_Set problem_.
Check every line of the data below for the string "sera", and copy the ones that hold it.

---*---

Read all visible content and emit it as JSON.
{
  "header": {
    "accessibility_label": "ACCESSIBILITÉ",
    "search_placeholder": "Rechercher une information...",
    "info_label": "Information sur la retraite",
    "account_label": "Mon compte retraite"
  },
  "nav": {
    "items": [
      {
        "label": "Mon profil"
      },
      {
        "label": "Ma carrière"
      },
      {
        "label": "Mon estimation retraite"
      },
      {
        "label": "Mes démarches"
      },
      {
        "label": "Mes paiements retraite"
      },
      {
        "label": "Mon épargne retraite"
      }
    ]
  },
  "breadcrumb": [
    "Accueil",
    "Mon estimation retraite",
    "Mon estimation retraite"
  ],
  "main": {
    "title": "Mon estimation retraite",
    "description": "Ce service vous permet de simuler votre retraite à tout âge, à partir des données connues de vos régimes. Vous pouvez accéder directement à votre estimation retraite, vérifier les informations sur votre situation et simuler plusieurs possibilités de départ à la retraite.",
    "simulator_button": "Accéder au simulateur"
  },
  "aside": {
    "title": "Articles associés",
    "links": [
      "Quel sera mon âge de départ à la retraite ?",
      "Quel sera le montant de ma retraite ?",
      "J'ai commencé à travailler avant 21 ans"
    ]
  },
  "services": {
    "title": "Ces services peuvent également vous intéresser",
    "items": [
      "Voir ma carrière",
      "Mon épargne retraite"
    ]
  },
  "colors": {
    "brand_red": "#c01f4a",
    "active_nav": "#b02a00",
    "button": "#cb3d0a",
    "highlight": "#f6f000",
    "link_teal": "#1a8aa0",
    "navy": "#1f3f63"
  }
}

---*---

_The result_.
      "Quel sera mon âge de départ à la retraite ?",
      "Quel sera le montant de ma retraite ?",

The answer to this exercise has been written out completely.